##### Information shown #####

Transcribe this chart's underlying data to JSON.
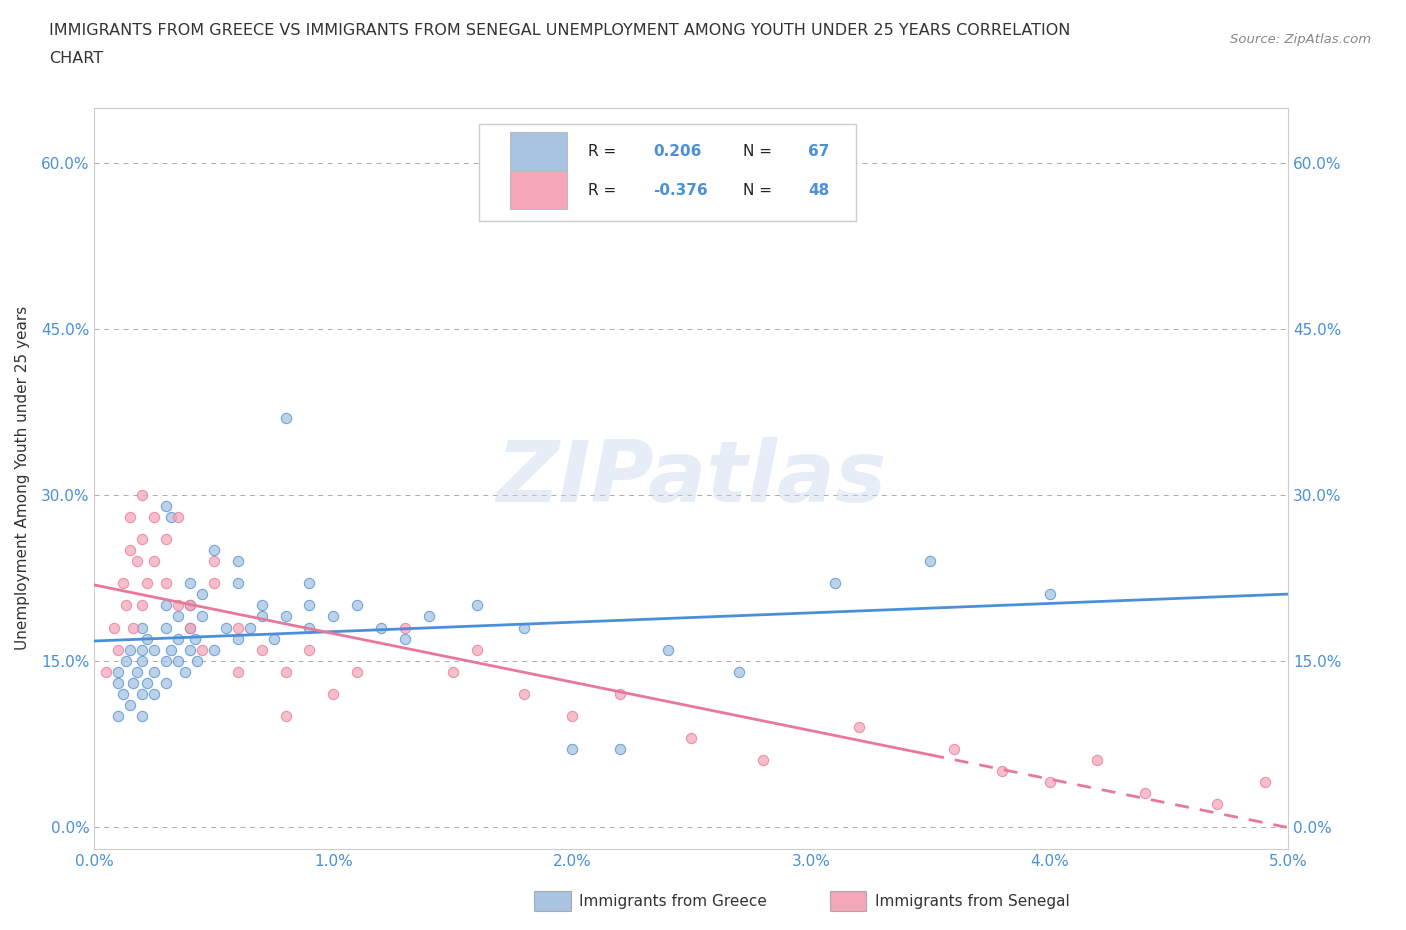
{
  "title_line1": "IMMIGRANTS FROM GREECE VS IMMIGRANTS FROM SENEGAL UNEMPLOYMENT AMONG YOUTH UNDER 25 YEARS CORRELATION",
  "title_line2": "CHART",
  "source": "Source: ZipAtlas.com",
  "ylabel": "Unemployment Among Youth under 25 years",
  "xlim": [
    0.0,
    0.05
  ],
  "ylim": [
    -0.02,
    0.65
  ],
  "yticks": [
    0.0,
    0.15,
    0.3,
    0.45,
    0.6
  ],
  "ytick_labels": [
    "0.0%",
    "15.0%",
    "30.0%",
    "45.0%",
    "60.0%"
  ],
  "xticks": [
    0.0,
    0.01,
    0.02,
    0.03,
    0.04,
    0.05
  ],
  "xtick_labels": [
    "0.0%",
    "1.0%",
    "2.0%",
    "3.0%",
    "4.0%",
    "5.0%"
  ],
  "greece_color": "#a8c4e0",
  "senegal_color": "#f4a7b9",
  "greece_line_color": "#4a90d9",
  "senegal_line_color": "#e8789a",
  "greece_R": 0.206,
  "greece_N": 67,
  "senegal_R": -0.376,
  "senegal_N": 48,
  "watermark": "ZIPatlas",
  "background_color": "#ffffff",
  "grid_color": "#aaaaaa",
  "axis_color": "#cccccc",
  "tick_label_color": "#4a90d9",
  "title_color": "#333333",
  "greece_scatter_x": [
    0.001,
    0.001,
    0.001,
    0.0012,
    0.0013,
    0.0015,
    0.0015,
    0.0016,
    0.0018,
    0.002,
    0.002,
    0.002,
    0.002,
    0.002,
    0.0022,
    0.0022,
    0.0025,
    0.0025,
    0.0025,
    0.003,
    0.003,
    0.003,
    0.003,
    0.003,
    0.0032,
    0.0032,
    0.0035,
    0.0035,
    0.0035,
    0.0038,
    0.004,
    0.004,
    0.004,
    0.004,
    0.0042,
    0.0043,
    0.0045,
    0.0045,
    0.005,
    0.005,
    0.0055,
    0.006,
    0.006,
    0.006,
    0.0065,
    0.007,
    0.007,
    0.0075,
    0.008,
    0.008,
    0.009,
    0.009,
    0.009,
    0.01,
    0.011,
    0.012,
    0.013,
    0.014,
    0.016,
    0.018,
    0.02,
    0.022,
    0.024,
    0.027,
    0.031,
    0.035,
    0.04
  ],
  "greece_scatter_y": [
    0.1,
    0.13,
    0.14,
    0.12,
    0.15,
    0.11,
    0.16,
    0.13,
    0.14,
    0.12,
    0.15,
    0.16,
    0.18,
    0.1,
    0.13,
    0.17,
    0.14,
    0.16,
    0.12,
    0.15,
    0.18,
    0.2,
    0.13,
    0.29,
    0.16,
    0.28,
    0.17,
    0.19,
    0.15,
    0.14,
    0.18,
    0.2,
    0.16,
    0.22,
    0.17,
    0.15,
    0.19,
    0.21,
    0.16,
    0.25,
    0.18,
    0.22,
    0.17,
    0.24,
    0.18,
    0.19,
    0.2,
    0.17,
    0.37,
    0.19,
    0.2,
    0.18,
    0.22,
    0.19,
    0.2,
    0.18,
    0.17,
    0.19,
    0.2,
    0.18,
    0.07,
    0.07,
    0.16,
    0.14,
    0.22,
    0.24,
    0.21
  ],
  "senegal_scatter_x": [
    0.0005,
    0.0008,
    0.001,
    0.0012,
    0.0013,
    0.0015,
    0.0015,
    0.0016,
    0.0018,
    0.002,
    0.002,
    0.002,
    0.0022,
    0.0025,
    0.0025,
    0.003,
    0.003,
    0.0035,
    0.0035,
    0.004,
    0.004,
    0.0045,
    0.005,
    0.005,
    0.006,
    0.006,
    0.007,
    0.008,
    0.008,
    0.009,
    0.01,
    0.011,
    0.013,
    0.015,
    0.016,
    0.018,
    0.02,
    0.022,
    0.025,
    0.028,
    0.032,
    0.036,
    0.038,
    0.04,
    0.042,
    0.044,
    0.047,
    0.049
  ],
  "senegal_scatter_y": [
    0.14,
    0.18,
    0.16,
    0.22,
    0.2,
    0.25,
    0.28,
    0.18,
    0.24,
    0.2,
    0.3,
    0.26,
    0.22,
    0.28,
    0.24,
    0.26,
    0.22,
    0.2,
    0.28,
    0.18,
    0.2,
    0.16,
    0.22,
    0.24,
    0.14,
    0.18,
    0.16,
    0.14,
    0.1,
    0.16,
    0.12,
    0.14,
    0.18,
    0.14,
    0.16,
    0.12,
    0.1,
    0.12,
    0.08,
    0.06,
    0.09,
    0.07,
    0.05,
    0.04,
    0.06,
    0.03,
    0.02,
    0.04
  ]
}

#####

▶ _Written exercise_
Reproduce the material in its entirety and word for word, without the pictures.

▶ _Solution to this problem_
Transcribe this chart's underlying data to JSON.
{
  "title_line1": "IMMIGRANTS FROM GREECE VS IMMIGRANTS FROM SENEGAL UNEMPLOYMENT AMONG YOUTH UNDER 25 YEARS CORRELATION",
  "title_line2": "CHART",
  "source": "Source: ZipAtlas.com",
  "ylabel": "Unemployment Among Youth under 25 years",
  "xlim": [
    0.0,
    0.05
  ],
  "ylim": [
    -0.02,
    0.65
  ],
  "yticks": [
    0.0,
    0.15,
    0.3,
    0.45,
    0.6
  ],
  "ytick_labels": [
    "0.0%",
    "15.0%",
    "30.0%",
    "45.0%",
    "60.0%"
  ],
  "xticks": [
    0.0,
    0.01,
    0.02,
    0.03,
    0.04,
    0.05
  ],
  "xtick_labels": [
    "0.0%",
    "1.0%",
    "2.0%",
    "3.0%",
    "4.0%",
    "5.0%"
  ],
  "greece_color": "#a8c4e0",
  "senegal_color": "#f4a7b9",
  "greece_line_color": "#4a90d9",
  "senegal_line_color": "#e8789a",
  "greece_R": 0.206,
  "greece_N": 67,
  "senegal_R": -0.376,
  "senegal_N": 48,
  "watermark": "ZIPatlas",
  "background_color": "#ffffff",
  "grid_color": "#aaaaaa",
  "axis_color": "#cccccc",
  "tick_label_color": "#4a90d9",
  "title_color": "#333333",
  "greece_scatter_x": [
    0.001,
    0.001,
    0.001,
    0.0012,
    0.0013,
    0.0015,
    0.0015,
    0.0016,
    0.0018,
    0.002,
    0.002,
    0.002,
    0.002,
    0.002,
    0.0022,
    0.0022,
    0.0025,
    0.0025,
    0.0025,
    0.003,
    0.003,
    0.003,
    0.003,
    0.003,
    0.0032,
    0.0032,
    0.0035,
    0.0035,
    0.0035,
    0.0038,
    0.004,
    0.004,
    0.004,
    0.004,
    0.0042,
    0.0043,
    0.0045,
    0.0045,
    0.005,
    0.005,
    0.0055,
    0.006,
    0.006,
    0.006,
    0.0065,
    0.007,
    0.007,
    0.0075,
    0.008,
    0.008,
    0.009,
    0.009,
    0.009,
    0.01,
    0.011,
    0.012,
    0.013,
    0.014,
    0.016,
    0.018,
    0.02,
    0.022,
    0.024,
    0.027,
    0.031,
    0.035,
    0.04
  ],
  "greece_scatter_y": [
    0.1,
    0.13,
    0.14,
    0.12,
    0.15,
    0.11,
    0.16,
    0.13,
    0.14,
    0.12,
    0.15,
    0.16,
    0.18,
    0.1,
    0.13,
    0.17,
    0.14,
    0.16,
    0.12,
    0.15,
    0.18,
    0.2,
    0.13,
    0.29,
    0.16,
    0.28,
    0.17,
    0.19,
    0.15,
    0.14,
    0.18,
    0.2,
    0.16,
    0.22,
    0.17,
    0.15,
    0.19,
    0.21,
    0.16,
    0.25,
    0.18,
    0.22,
    0.17,
    0.24,
    0.18,
    0.19,
    0.2,
    0.17,
    0.37,
    0.19,
    0.2,
    0.18,
    0.22,
    0.19,
    0.2,
    0.18,
    0.17,
    0.19,
    0.2,
    0.18,
    0.07,
    0.07,
    0.16,
    0.14,
    0.22,
    0.24,
    0.21
  ],
  "senegal_scatter_x": [
    0.0005,
    0.0008,
    0.001,
    0.0012,
    0.0013,
    0.0015,
    0.0015,
    0.0016,
    0.0018,
    0.002,
    0.002,
    0.002,
    0.0022,
    0.0025,
    0.0025,
    0.003,
    0.003,
    0.0035,
    0.0035,
    0.004,
    0.004,
    0.0045,
    0.005,
    0.005,
    0.006,
    0.006,
    0.007,
    0.008,
    0.008,
    0.009,
    0.01,
    0.011,
    0.013,
    0.015,
    0.016,
    0.018,
    0.02,
    0.022,
    0.025,
    0.028,
    0.032,
    0.036,
    0.038,
    0.04,
    0.042,
    0.044,
    0.047,
    0.049
  ],
  "senegal_scatter_y": [
    0.14,
    0.18,
    0.16,
    0.22,
    0.2,
    0.25,
    0.28,
    0.18,
    0.24,
    0.2,
    0.3,
    0.26,
    0.22,
    0.28,
    0.24,
    0.26,
    0.22,
    0.2,
    0.28,
    0.18,
    0.2,
    0.16,
    0.22,
    0.24,
    0.14,
    0.18,
    0.16,
    0.14,
    0.1,
    0.16,
    0.12,
    0.14,
    0.18,
    0.14,
    0.16,
    0.12,
    0.1,
    0.12,
    0.08,
    0.06,
    0.09,
    0.07,
    0.05,
    0.04,
    0.06,
    0.03,
    0.02,
    0.04
  ]
}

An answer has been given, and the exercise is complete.